• **EXERCISE BRIEF**: From the entries below, copy every line where the string "Somewhat" appears.

───── THE DATA

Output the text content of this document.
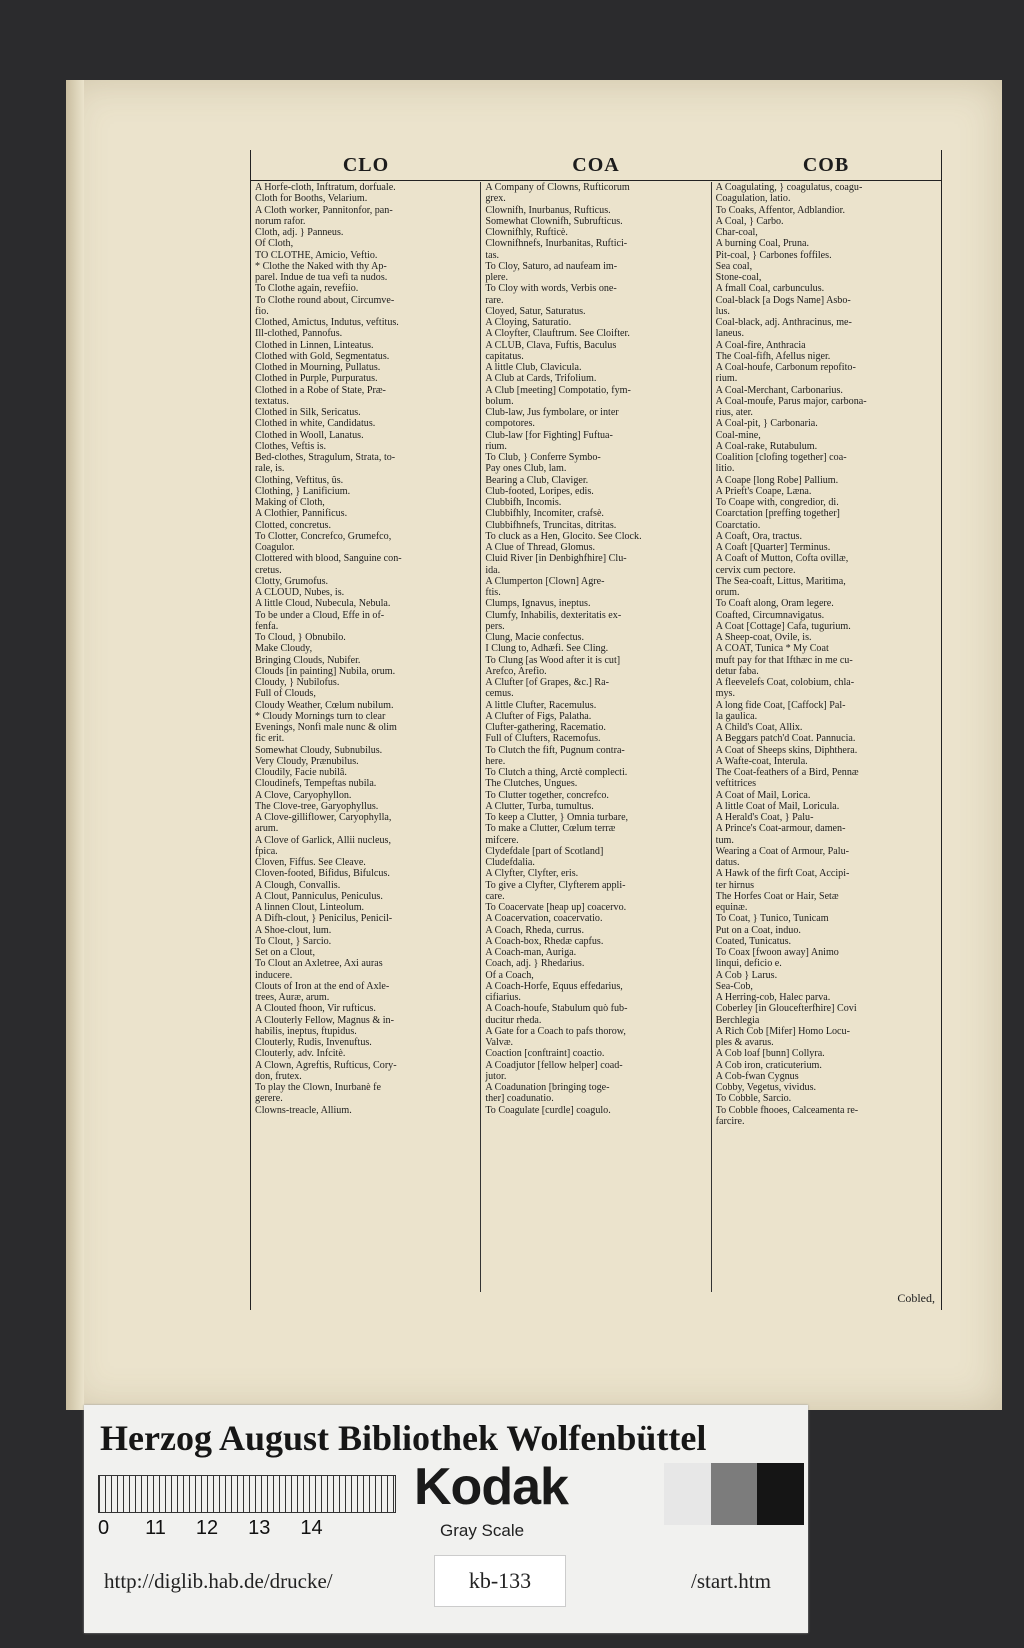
CLO	COA	COB
A Horfe-cloth, Inftratum, dorfuale.
Cloth for Booths, Velarium.
A Cloth worker, Pannitonfor, pan-
norum rafor.
Cloth, adj. } Panneus.
Of Cloth,
TO CLOTHE, Amicio, Veftio.
* Clothe the Naked with thy Ap-
parel. Indue de tua vefi ta nudos.
To Clothe again, revefiio.
To Clothe round about, Circumve-
fio.
Clothed, Amictus, Indutus, veftitus.
Ill-clothed, Pannofus.
Clothed in Linnen, Linteatus.
Clothed with Gold, Segmentatus.
Clothed in Mourning, Pullatus.
Clothed in Purple, Purpuratus.
Clothed in a Robe of State, Præ-
textatus.
Clothed in Silk, Sericatus.
Clothed in white, Candidatus.
Clothed in Wooll, Lanatus.
Clothes, Veftis is.
Bed-clothes, Stragulum, Strata, to-
rale, is.
Clothing, Veftitus, ûs.
Clothing, } Lanificium.
Making of Cloth,
A Clothier, Pannificus.
Clotted, concretus.
To Clotter, Concrefco, Grumefco,
Coagulor.
Clottered with blood, Sanguine con-
cretus.
Clotty, Grumofus.
A CLOUD, Nubes, is.
A little Cloud, Nubecula, Nebula.
To be under a Cloud, Effe in of-
fenfa.
To Cloud, } Obnubilo.
Make Cloudy,
Bringing Clouds, Nubifer.
Clouds [in painting] Nubila, orum.
Cloudy, } Nubilofus.
Full of Clouds,
Cloudy Weather, Cœlum nubilum.
* Cloudy Mornings turn to clear
Evenings, Nonfi male nunc & olim
fic erit.
Somewhat Cloudy, Subnubilus.
Very Cloudy, Prænubilus.
Cloudily, Facie nubilâ.
Cloudinefs, Tempeftas nubila.
A Clove, Caryophyllon.
The Clove-tree, Garyophyllus.
A Clove-gilliflower, Caryophylla,
arum.
A Clove of Garlick, Allii nucleus,
fpica.
Cloven, Fiffus. See Cleave.
Cloven-footed, Bifidus, Bifulcus.
A Clough, Convallis.
A Clout, Panniculus, Peniculus.
A linnen Clout, Linteolum.
A Difh-clout, } Penicilus, Penicil-
A Shoe-clout, lum.
To Clout, } Sarcio.
Set on a Clout,
To Clout an Axletree, Axi auras
inducere.
Clouts of Iron at the end of Axle-
trees, Auræ, arum.
A Clouted fhoon, Vir rufticus.
A Clouterly Fellow, Magnus & in-
habilis, ineptus, ftupidus.
Clouterly, Rudis, Invenuftus.
Clouterly, adv. Infcitè.
A Clown, Agreftis, Rufticus, Cory-
don, frutex.
To play the Clown, Inurbanè fe
gerere.
Clowns-treacle, Allium.
A Company of Clowns, Rufticorum
grex.
Clownifh, Inurbanus, Rufticus.
Somewhat Clownifh, Subrufticus.
Clownifhly, Rufticè.
Clownifhnefs, Inurbanitas, Ruftici-
tas.
To Cloy, Saturo, ad naufeam im-
plere.
To Cloy with words, Verbis one-
rare.
Cloyed, Satur, Saturatus.
A Cloying, Saturatio.
A Cloyfter, Clauftrum. See Cloifter.
A CLUB, Clava, Fuftis, Baculus
capitatus.
A little Club, Clavicula.
A Club at Cards, Trifolium.
A Club [meeting] Compotatio, fym-
bolum.
Club-law, Jus fymbolare, or inter
compotores.
Club-law [for Fighting] Fuftua-
rium.
To Club, } Conferre Symbo-
Pay ones Club, lam.
Bearing a Club, Claviger.
Club-footed, Loripes, edis.
Clubbifh, Incomis.
Clubbifhly, Incomiter, crafsè.
Clubbifhnefs, Truncitas, ditritas.
To cluck as a Hen, Glocito. See Clock.
A Clue of Thread, Glomus.
Cluid River [in Denbighfhire] Clu-
ida.
A Clumperton [Clown] Agre-
ftis.
Clumps, Ignavus, ineptus.
Clumfy, Inhabilis, dexteritatis ex-
pers.
Clung, Macie confectus.
I Clung to, Adhæfi. See Cling.
To Clung [as Wood after it is cut]
Arefco, Arefio.
A Clufter [of Grapes, &c.] Ra-
cemus.
A little Clufter, Racemulus.
A Clufter of Figs, Palatha.
Clufter-gathering, Racematio.
Full of Clufters, Racemofus.
To Clutch the fift, Pugnum contra-
here.
To Clutch a thing, Arctè complecti.
The Clutches, Ungues.
To Clutter together, concrefco.
A Clutter, Turba, tumultus.
To keep a Clutter, } Omnia turbare,
To make a Clutter, Cœlum terræ
mifcere.
Clydefdale [part of Scotland]
Cludefdalia.
A Clyfter, Clyfter, eris.
To give a Clyfter, Clyfterem appli-
care.
To Coacervate [heap up] coacervo.
A Coacervation, coacervatio.
A Coach, Rheda, currus.
A Coach-box, Rhedæ capfus.
A Coach-man, Auriga.
Coach, adj. } Rhedarius.
Of a Coach,
A Coach-Horfe, Equus effedarius,
cifiarius.
A Coach-houfe, Stabulum quò fub-
ducitur rheda.
A Gate for a Coach to pafs thorow,
Valvæ.
Coaction [conftraint] coactio.
A Coadjutor [fellow helper] coad-
jutor.
A Coadunation [bringing toge-
ther] coadunatio.
To Coagulate [curdle] coagulo.
A Coagulating, } coagulatus, coagu-
Coagulation, latio.
To Coaks, Affentor, Adblandior.
A Coal, } Carbo.
Char-coal,
A burning Coal, Pruna.
Pit-coal, } Carbones foffiles.
Sea coal,
Stone-coal,
A fmall Coal, carbunculus.
Coal-black [a Dogs Name] Asbo-
lus.
Coal-black, adj. Anthracinus, me-
laneus.
A Coal-fire, Anthracia
The Coal-fifh, Afellus niger.
A Coal-houfe, Carbonum repofito-
rium.
A Coal-Merchant, Carbonarius.
A Coal-moufe, Parus major, carbona-
rius, ater.
A Coal-pit, } Carbonaria.
Coal-mine,
A Coal-rake, Rutabulum.
Coalition [clofing together] coa-
litio.
A Coape [long Robe] Pallium.
A Prieft's Coape, Læna.
To Coape with, congredior, di.
Coarctation [preffing together]
Coarctatio.
A Coaft, Ora, tractus.
A Coaft [Quarter] Terminus.
A Coaft of Mutton, Cofta ovillæ,
cervix cum pectore.
The Sea-coaft, Littus, Maritima,
orum.
To Coaft along, Oram legere.
Coafted, Circumnavigatus.
A Coat [Cottage] Cafa, tugurium.
A Sheep-coat, Ovile, is.
A COAT, Tunica * My Coat
muft pay for that Ifthæc in me cu-
detur faba.
A fleevelefs Coat, colobium, chla-
mys.
A long fide Coat, [Caffock] Pal-
la gaulica.
A Child's Coat, Allix.
A Beggars patch'd Coat. Pannucia.
A Coat of Sheeps skins, Diphthera.
A Wafte-coat, Interula.
The Coat-feathers of a Bird, Pennæ
veftitrices
A Coat of Mail, Lorica.
A little Coat of Mail, Loricula.
A Herald's Coat, } Palu-
A Prince's Coat-armour, damen-
tum.
Wearing a Coat of Armour, Palu-
datus.
A Hawk of the firft Coat, Accipi-
ter hirnus
The Horfes Coat or Hair, Setæ
equinæ.
To Coat, } Tunico, Tunicam
Put on a Coat, induo.
Coated, Tunicatus.
To Coax [fwoon away] Animo
linqui, deficio e.
A Cob } Larus.
Sea-Cob,
A Herring-cob, Halec parva.
Coberley [in Gloucefterfhire] Covi
Berchlegia
A Rich Cob [Mifer] Homo Locu-
ples & avarus.
A Cob loaf [bunn] Collyra.
A Cob iron, craticuterium.
A Cob-fwan Cygnus
Cobby, Vegetus, vividus.
To Cobble, Sarcio.
To Cobble fhooes, Calceamenta re-
farcire.
Cobled,
Herzog August Bibliothek Wolfenbüttel
0 11 12 13 14
Kodak
Gray Scale
http://diglib.hab.de/drucke/	kb-133	/start.htm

──────────

• **EXERCISE SOLUTION**:
Somewhat Cloudy, Subnubilus.
Somewhat Clownifh, Subrufticus.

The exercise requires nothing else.